--- DATASET RECORDS ---

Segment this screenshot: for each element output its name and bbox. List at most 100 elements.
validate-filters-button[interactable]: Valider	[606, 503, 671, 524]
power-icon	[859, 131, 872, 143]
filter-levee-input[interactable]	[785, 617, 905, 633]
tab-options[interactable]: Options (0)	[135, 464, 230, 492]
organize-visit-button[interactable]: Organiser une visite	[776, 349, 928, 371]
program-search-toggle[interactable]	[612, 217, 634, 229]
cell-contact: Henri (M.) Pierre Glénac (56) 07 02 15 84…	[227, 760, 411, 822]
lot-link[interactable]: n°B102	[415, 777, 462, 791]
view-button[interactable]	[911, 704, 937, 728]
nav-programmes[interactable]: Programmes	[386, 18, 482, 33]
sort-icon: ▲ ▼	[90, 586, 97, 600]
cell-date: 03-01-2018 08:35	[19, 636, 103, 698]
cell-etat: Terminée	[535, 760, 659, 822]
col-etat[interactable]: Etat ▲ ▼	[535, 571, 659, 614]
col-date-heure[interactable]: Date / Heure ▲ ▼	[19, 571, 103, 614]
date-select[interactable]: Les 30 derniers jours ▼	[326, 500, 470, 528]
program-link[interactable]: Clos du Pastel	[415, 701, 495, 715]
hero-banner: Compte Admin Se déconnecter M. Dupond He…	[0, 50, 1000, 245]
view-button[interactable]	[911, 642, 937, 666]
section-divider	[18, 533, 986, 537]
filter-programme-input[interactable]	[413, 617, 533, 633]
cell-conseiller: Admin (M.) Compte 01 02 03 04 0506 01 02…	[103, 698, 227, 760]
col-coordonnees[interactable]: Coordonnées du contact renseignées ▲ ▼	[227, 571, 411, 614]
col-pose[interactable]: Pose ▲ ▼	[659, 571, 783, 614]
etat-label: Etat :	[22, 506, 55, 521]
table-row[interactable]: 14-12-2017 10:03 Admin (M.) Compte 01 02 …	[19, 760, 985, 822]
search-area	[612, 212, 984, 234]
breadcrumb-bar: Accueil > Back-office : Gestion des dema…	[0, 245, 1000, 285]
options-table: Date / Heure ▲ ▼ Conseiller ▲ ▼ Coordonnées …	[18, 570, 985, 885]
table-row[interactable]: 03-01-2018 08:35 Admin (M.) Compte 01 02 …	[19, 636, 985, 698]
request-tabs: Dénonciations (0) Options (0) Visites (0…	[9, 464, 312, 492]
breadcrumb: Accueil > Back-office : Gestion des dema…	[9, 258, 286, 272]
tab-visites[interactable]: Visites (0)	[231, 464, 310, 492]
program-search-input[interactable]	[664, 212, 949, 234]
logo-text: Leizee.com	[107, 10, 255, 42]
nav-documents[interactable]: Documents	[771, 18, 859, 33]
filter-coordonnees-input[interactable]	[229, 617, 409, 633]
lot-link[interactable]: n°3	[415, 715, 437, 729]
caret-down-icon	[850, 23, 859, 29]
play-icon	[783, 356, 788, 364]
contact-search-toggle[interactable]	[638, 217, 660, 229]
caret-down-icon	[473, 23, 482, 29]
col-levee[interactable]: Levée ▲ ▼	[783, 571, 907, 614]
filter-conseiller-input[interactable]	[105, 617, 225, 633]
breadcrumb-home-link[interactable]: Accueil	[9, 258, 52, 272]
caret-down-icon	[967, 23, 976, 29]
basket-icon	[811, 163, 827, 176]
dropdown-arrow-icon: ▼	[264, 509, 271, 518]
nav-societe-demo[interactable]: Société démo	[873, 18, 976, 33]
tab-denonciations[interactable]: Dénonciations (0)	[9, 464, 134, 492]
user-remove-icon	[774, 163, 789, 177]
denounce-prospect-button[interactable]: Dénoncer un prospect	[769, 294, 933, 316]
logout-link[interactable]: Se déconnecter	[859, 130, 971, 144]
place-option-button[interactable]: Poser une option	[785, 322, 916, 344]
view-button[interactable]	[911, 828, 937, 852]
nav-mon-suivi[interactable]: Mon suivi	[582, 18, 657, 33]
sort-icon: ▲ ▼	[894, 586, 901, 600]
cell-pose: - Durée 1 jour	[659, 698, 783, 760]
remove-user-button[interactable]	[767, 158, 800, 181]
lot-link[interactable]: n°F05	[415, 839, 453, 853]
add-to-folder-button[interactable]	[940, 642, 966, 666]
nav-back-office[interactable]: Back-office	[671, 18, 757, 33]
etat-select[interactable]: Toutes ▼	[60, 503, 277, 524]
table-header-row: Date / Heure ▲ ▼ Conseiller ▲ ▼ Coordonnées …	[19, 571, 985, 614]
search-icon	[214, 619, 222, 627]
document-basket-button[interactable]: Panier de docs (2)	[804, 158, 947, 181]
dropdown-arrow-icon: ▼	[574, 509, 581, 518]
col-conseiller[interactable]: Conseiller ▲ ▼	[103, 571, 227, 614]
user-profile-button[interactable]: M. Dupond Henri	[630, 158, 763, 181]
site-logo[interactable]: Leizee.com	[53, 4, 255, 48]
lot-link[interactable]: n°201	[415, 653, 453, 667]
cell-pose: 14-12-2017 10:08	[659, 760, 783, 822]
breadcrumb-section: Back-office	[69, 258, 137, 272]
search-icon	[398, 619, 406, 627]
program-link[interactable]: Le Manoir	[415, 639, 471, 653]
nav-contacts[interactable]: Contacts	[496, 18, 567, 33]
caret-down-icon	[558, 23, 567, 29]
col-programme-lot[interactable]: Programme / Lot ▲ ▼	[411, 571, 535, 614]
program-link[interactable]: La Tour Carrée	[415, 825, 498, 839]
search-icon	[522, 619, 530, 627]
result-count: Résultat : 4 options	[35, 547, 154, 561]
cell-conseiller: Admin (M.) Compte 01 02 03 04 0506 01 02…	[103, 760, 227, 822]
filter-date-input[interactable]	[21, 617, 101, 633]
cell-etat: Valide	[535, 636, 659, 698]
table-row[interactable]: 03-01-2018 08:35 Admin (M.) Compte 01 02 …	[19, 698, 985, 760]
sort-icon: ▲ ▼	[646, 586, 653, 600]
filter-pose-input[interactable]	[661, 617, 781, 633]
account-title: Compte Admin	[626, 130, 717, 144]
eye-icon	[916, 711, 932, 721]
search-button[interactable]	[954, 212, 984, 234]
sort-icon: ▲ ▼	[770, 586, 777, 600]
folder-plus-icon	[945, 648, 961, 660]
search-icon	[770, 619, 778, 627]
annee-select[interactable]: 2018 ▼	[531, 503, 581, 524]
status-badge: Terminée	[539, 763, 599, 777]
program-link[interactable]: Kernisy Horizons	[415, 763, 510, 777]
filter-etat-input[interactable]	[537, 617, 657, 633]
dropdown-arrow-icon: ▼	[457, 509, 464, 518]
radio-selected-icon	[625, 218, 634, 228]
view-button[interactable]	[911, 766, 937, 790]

---

WHAT NEEDS TO BE DONE - Rewrite the records above, changing each occurrence of "view-button" to "open-button" and leaving every other character as it is.

ANSWER -
Segment this screenshot: for each element output its name and bbox. List at most 100 elements.
validate-filters-button[interactable]: Valider	[606, 503, 671, 524]
power-icon	[859, 131, 872, 143]
filter-levee-input[interactable]	[785, 617, 905, 633]
tab-options[interactable]: Options (0)	[135, 464, 230, 492]
organize-visit-button[interactable]: Organiser une visite	[776, 349, 928, 371]
program-search-toggle[interactable]	[612, 217, 634, 229]
cell-contact: Henri (M.) Pierre Glénac (56) 07 02 15 84…	[227, 760, 411, 822]
lot-link[interactable]: n°B102	[415, 777, 462, 791]
open-button[interactable]	[911, 704, 937, 728]
nav-programmes[interactable]: Programmes	[386, 18, 482, 33]
sort-icon: ▲ ▼	[90, 586, 97, 600]
cell-date: 03-01-2018 08:35	[19, 636, 103, 698]
cell-etat: Terminée	[535, 760, 659, 822]
col-etat[interactable]: Etat ▲ ▼	[535, 571, 659, 614]
col-date-heure[interactable]: Date / Heure ▲ ▼	[19, 571, 103, 614]
date-select[interactable]: Les 30 derniers jours ▼	[326, 500, 470, 528]
program-link[interactable]: Clos du Pastel	[415, 701, 495, 715]
hero-banner: Compte Admin Se déconnecter M. Dupond He…	[0, 50, 1000, 245]
open-button[interactable]	[911, 642, 937, 666]
section-divider	[18, 533, 986, 537]
filter-programme-input[interactable]	[413, 617, 533, 633]
cell-conseiller: Admin (M.) Compte 01 02 03 04 0506 01 02…	[103, 698, 227, 760]
col-coordonnees[interactable]: Coordonnées du contact renseignées ▲ ▼	[227, 571, 411, 614]
col-pose[interactable]: Pose ▲ ▼	[659, 571, 783, 614]
etat-label: Etat :	[22, 506, 55, 521]
table-row[interactable]: 14-12-2017 10:03 Admin (M.) Compte 01 02 …	[19, 760, 985, 822]
search-area	[612, 212, 984, 234]
breadcrumb-bar: Accueil > Back-office : Gestion des dema…	[0, 245, 1000, 285]
options-table: Date / Heure ▲ ▼ Conseiller ▲ ▼ Coordonnées …	[18, 570, 985, 885]
table-row[interactable]: 03-01-2018 08:35 Admin (M.) Compte 01 02 …	[19, 636, 985, 698]
request-tabs: Dénonciations (0) Options (0) Visites (0…	[9, 464, 312, 492]
breadcrumb: Accueil > Back-office : Gestion des dema…	[9, 258, 286, 272]
tab-visites[interactable]: Visites (0)	[231, 464, 310, 492]
program-search-input[interactable]	[664, 212, 949, 234]
logo-text: Leizee.com	[107, 10, 255, 42]
nav-documents[interactable]: Documents	[771, 18, 859, 33]
filter-coordonnees-input[interactable]	[229, 617, 409, 633]
lot-link[interactable]: n°3	[415, 715, 437, 729]
caret-down-icon	[850, 23, 859, 29]
play-icon	[783, 356, 788, 364]
contact-search-toggle[interactable]	[638, 217, 660, 229]
caret-down-icon	[473, 23, 482, 29]
col-levee[interactable]: Levée ▲ ▼	[783, 571, 907, 614]
filter-conseiller-input[interactable]	[105, 617, 225, 633]
breadcrumb-home-link[interactable]: Accueil	[9, 258, 52, 272]
caret-down-icon	[967, 23, 976, 29]
basket-icon	[811, 163, 827, 176]
dropdown-arrow-icon: ▼	[264, 509, 271, 518]
nav-societe-demo[interactable]: Société démo	[873, 18, 976, 33]
tab-denonciations[interactable]: Dénonciations (0)	[9, 464, 134, 492]
user-remove-icon	[774, 163, 789, 177]
denounce-prospect-button[interactable]: Dénoncer un prospect	[769, 294, 933, 316]
logout-link[interactable]: Se déconnecter	[859, 130, 971, 144]
place-option-button[interactable]: Poser une option	[785, 322, 916, 344]
open-button[interactable]	[911, 828, 937, 852]
nav-mon-suivi[interactable]: Mon suivi	[582, 18, 657, 33]
sort-icon: ▲ ▼	[894, 586, 901, 600]
cell-pose: - Durée 1 jour	[659, 698, 783, 760]
remove-user-button[interactable]	[767, 158, 800, 181]
lot-link[interactable]: n°F05	[415, 839, 453, 853]
add-to-folder-button[interactable]	[940, 642, 966, 666]
nav-back-office[interactable]: Back-office	[671, 18, 757, 33]
etat-select[interactable]: Toutes ▼	[60, 503, 277, 524]
table-header-row: Date / Heure ▲ ▼ Conseiller ▲ ▼ Coordonnées …	[19, 571, 985, 614]
search-icon	[214, 619, 222, 627]
document-basket-button[interactable]: Panier de docs (2)	[804, 158, 947, 181]
dropdown-arrow-icon: ▼	[574, 509, 581, 518]
col-conseiller[interactable]: Conseiller ▲ ▼	[103, 571, 227, 614]
user-profile-button[interactable]: M. Dupond Henri	[630, 158, 763, 181]
site-logo[interactable]: Leizee.com	[53, 4, 255, 48]
lot-link[interactable]: n°201	[415, 653, 453, 667]
cell-pose: 14-12-2017 10:08	[659, 760, 783, 822]
breadcrumb-section: Back-office	[69, 258, 137, 272]
search-icon	[398, 619, 406, 627]
program-link[interactable]: Le Manoir	[415, 639, 471, 653]
nav-contacts[interactable]: Contacts	[496, 18, 567, 33]
caret-down-icon	[558, 23, 567, 29]
col-programme-lot[interactable]: Programme / Lot ▲ ▼	[411, 571, 535, 614]
program-link[interactable]: La Tour Carrée	[415, 825, 498, 839]
search-icon	[522, 619, 530, 627]
result-count: Résultat : 4 options	[35, 547, 154, 561]
cell-conseiller: Admin (M.) Compte 01 02 03 04 0506 01 02…	[103, 760, 227, 822]
filter-date-input[interactable]	[21, 617, 101, 633]
cell-etat: Valide	[535, 636, 659, 698]
table-row[interactable]: 03-01-2018 08:35 Admin (M.) Compte 01 02 …	[19, 698, 985, 760]
sort-icon: ▲ ▼	[646, 586, 653, 600]
filter-pose-input[interactable]	[661, 617, 781, 633]
account-title: Compte Admin	[626, 130, 717, 144]
eye-icon	[916, 711, 932, 721]
search-button[interactable]	[954, 212, 984, 234]
sort-icon: ▲ ▼	[770, 586, 777, 600]
folder-plus-icon	[945, 648, 961, 660]
search-icon	[770, 619, 778, 627]
annee-select[interactable]: 2018 ▼	[531, 503, 581, 524]
status-badge: Terminée	[539, 763, 599, 777]
program-link[interactable]: Kernisy Horizons	[415, 763, 510, 777]
filter-etat-input[interactable]	[537, 617, 657, 633]
dropdown-arrow-icon: ▼	[457, 509, 464, 518]
radio-selected-icon	[625, 218, 634, 228]
open-button[interactable]	[911, 766, 937, 790]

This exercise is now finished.